-- begin --
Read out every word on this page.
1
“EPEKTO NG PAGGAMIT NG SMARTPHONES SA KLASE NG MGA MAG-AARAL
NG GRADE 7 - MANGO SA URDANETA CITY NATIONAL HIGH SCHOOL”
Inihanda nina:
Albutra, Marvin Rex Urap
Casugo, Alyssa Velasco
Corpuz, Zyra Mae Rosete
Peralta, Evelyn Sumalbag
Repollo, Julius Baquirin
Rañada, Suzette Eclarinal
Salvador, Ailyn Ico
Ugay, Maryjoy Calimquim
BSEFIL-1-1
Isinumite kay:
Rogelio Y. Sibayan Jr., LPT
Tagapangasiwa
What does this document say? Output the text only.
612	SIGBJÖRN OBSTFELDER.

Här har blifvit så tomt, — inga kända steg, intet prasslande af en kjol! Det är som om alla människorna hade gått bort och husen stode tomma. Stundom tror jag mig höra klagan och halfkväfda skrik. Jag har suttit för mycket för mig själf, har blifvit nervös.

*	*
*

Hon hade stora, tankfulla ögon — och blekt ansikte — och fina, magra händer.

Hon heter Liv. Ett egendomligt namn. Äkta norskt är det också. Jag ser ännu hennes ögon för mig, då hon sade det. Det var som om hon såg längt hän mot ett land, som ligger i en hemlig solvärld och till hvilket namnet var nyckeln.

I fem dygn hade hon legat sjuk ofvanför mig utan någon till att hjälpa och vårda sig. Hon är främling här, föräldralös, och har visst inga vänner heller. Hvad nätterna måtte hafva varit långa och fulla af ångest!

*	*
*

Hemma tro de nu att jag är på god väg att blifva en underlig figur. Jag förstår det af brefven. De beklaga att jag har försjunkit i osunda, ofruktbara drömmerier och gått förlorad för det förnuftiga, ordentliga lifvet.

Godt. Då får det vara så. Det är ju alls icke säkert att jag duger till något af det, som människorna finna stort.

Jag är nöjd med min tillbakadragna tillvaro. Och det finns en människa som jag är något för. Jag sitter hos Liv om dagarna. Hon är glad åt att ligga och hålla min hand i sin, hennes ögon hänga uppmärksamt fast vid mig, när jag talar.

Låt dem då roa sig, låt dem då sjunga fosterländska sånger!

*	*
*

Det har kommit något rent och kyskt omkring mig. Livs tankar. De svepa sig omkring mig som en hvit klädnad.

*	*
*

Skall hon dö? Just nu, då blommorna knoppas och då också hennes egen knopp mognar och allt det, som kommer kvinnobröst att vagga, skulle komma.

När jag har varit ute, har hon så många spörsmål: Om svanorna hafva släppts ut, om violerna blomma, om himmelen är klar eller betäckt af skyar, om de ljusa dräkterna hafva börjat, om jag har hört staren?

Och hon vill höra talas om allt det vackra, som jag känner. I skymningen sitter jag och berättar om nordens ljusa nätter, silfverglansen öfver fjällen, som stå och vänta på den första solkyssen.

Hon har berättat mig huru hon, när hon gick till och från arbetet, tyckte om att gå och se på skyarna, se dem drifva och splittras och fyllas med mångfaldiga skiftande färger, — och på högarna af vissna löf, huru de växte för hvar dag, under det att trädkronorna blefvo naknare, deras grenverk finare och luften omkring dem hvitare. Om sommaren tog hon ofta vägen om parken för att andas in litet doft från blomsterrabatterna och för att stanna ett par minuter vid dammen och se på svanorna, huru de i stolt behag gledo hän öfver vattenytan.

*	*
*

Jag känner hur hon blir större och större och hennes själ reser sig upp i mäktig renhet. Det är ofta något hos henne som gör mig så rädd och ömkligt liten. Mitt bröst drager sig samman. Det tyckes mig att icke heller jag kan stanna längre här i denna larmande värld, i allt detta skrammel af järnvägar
-- end --
-- begin --
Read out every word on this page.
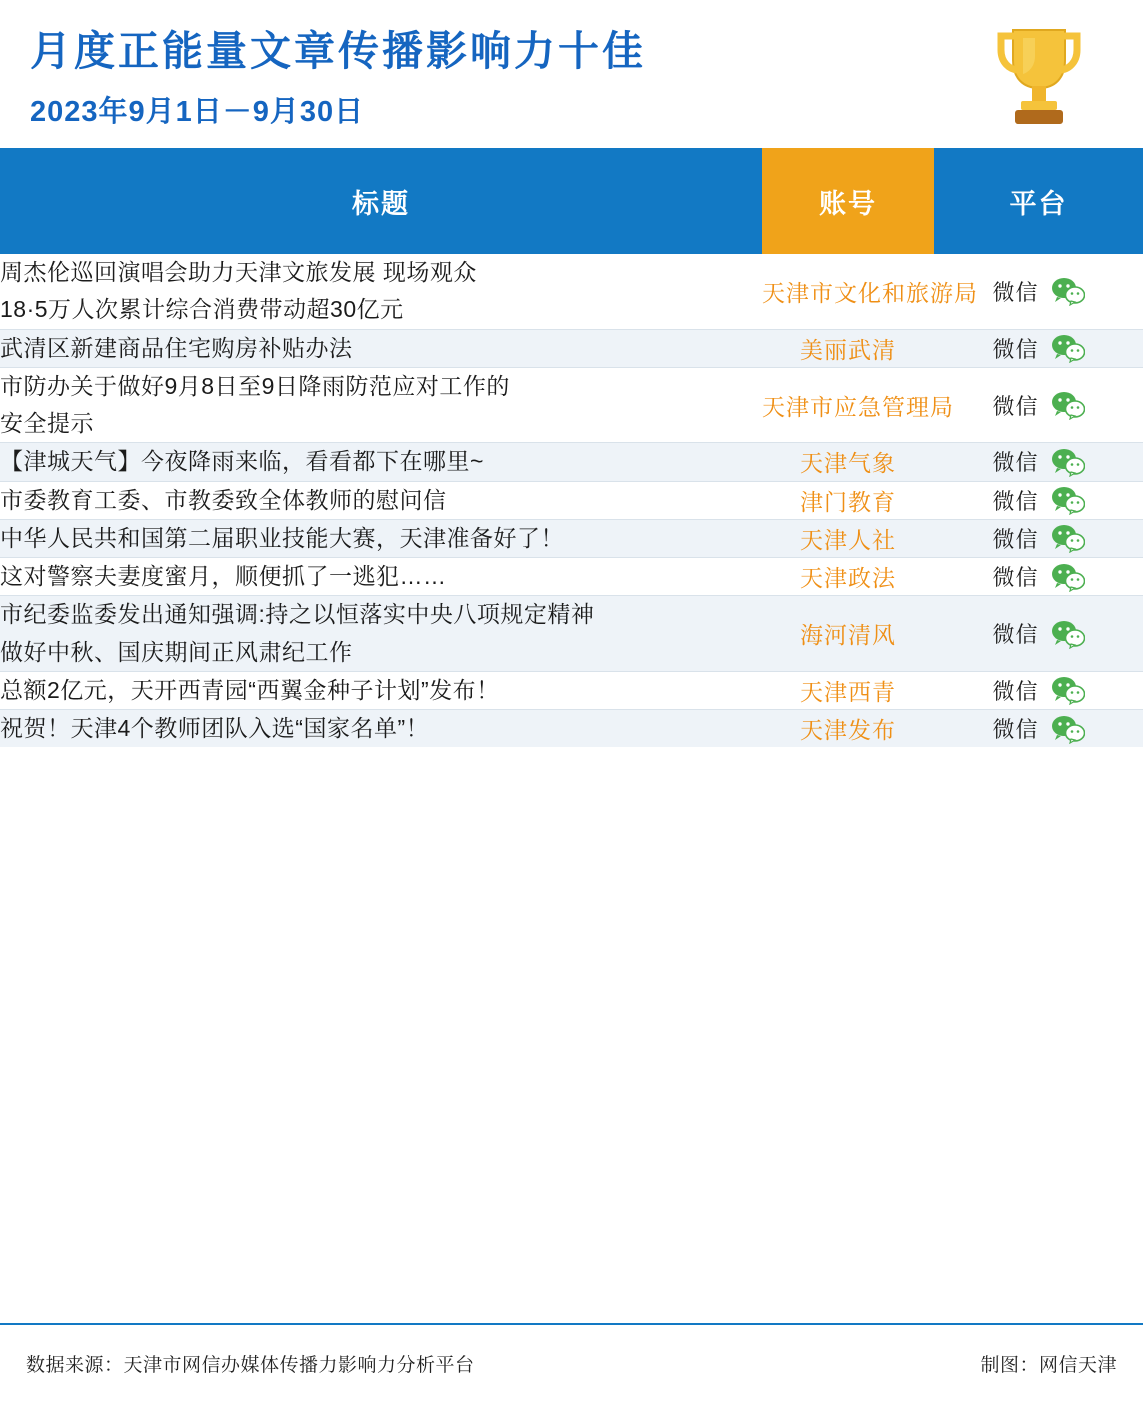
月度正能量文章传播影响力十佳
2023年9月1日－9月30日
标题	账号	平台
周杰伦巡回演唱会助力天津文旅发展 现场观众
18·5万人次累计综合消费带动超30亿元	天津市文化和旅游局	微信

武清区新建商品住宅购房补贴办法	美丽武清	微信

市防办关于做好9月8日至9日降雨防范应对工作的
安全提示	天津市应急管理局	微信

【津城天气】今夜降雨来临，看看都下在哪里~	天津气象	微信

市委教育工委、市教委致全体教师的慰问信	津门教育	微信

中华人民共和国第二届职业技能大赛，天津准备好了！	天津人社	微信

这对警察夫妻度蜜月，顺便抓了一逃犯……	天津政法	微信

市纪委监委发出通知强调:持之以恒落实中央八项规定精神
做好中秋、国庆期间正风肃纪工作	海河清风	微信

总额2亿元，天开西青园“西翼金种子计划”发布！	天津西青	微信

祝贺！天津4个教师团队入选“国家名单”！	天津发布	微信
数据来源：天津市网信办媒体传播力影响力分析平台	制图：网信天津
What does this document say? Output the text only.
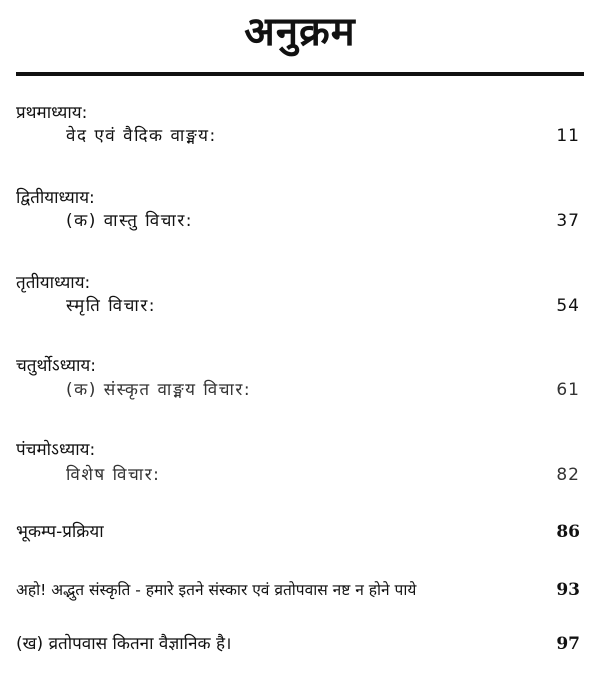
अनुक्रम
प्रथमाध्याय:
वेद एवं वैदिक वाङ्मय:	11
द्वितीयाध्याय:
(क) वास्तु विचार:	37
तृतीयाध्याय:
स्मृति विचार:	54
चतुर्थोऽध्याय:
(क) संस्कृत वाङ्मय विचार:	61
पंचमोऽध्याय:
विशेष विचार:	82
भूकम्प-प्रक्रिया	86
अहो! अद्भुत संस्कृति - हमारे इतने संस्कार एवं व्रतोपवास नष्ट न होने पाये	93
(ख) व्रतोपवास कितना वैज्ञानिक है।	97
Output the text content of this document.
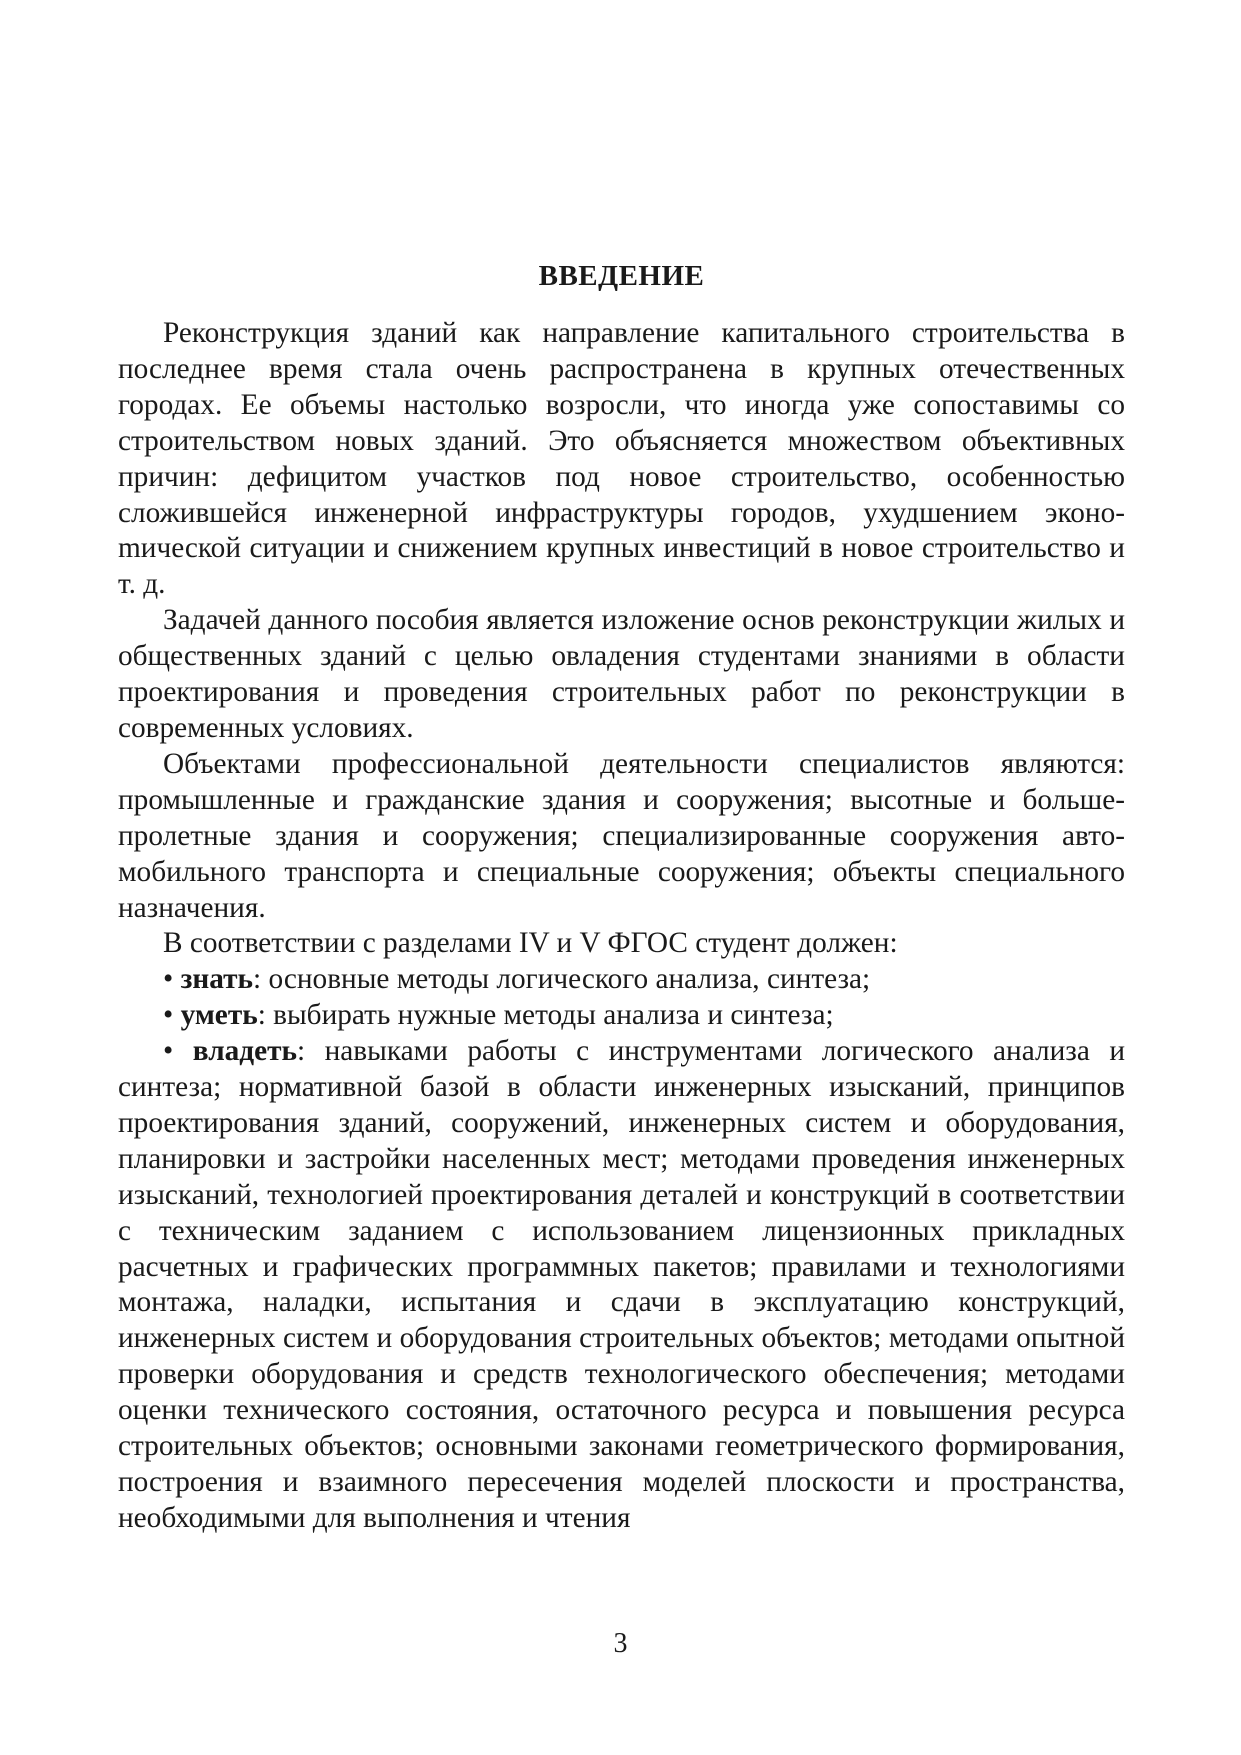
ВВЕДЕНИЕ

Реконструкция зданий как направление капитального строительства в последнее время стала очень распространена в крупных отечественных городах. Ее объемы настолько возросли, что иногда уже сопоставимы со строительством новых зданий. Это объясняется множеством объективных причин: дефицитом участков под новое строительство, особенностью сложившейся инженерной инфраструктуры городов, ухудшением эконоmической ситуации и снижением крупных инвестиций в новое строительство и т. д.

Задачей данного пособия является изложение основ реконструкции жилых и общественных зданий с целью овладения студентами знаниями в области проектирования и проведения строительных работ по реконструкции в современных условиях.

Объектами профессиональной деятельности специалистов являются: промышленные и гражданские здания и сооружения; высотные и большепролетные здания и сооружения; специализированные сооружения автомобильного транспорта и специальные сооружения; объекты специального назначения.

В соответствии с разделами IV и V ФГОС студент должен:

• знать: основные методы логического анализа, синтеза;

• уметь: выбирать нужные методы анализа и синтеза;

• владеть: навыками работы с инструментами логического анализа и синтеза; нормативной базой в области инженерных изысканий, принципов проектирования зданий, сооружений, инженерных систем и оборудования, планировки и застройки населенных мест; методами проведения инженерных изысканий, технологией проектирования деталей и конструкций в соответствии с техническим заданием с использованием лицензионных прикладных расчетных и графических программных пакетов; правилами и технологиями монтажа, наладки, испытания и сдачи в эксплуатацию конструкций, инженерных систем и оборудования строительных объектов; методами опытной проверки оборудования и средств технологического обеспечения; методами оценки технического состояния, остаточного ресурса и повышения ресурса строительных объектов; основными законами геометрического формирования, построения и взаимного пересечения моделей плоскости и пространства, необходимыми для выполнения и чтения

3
-- end --
**To do:** Copy each line of the records that contains the word "ljusa".

**Solution for this problem:**
När jag har varit ute, har hon så många spörsmål: Om svanorna hafva släppts ut, om violerna blomma, om himmelen är klar eller betäckt af skyar, om de ljusa dräkterna hafva börjat, om jag har hört staren?
Och hon vill höra talas om allt det vackra, som jag känner. I skymningen sitter jag och berättar om nordens ljusa nätter, silfverglansen öfver fjällen, som stå och vänta på den första solkyssen.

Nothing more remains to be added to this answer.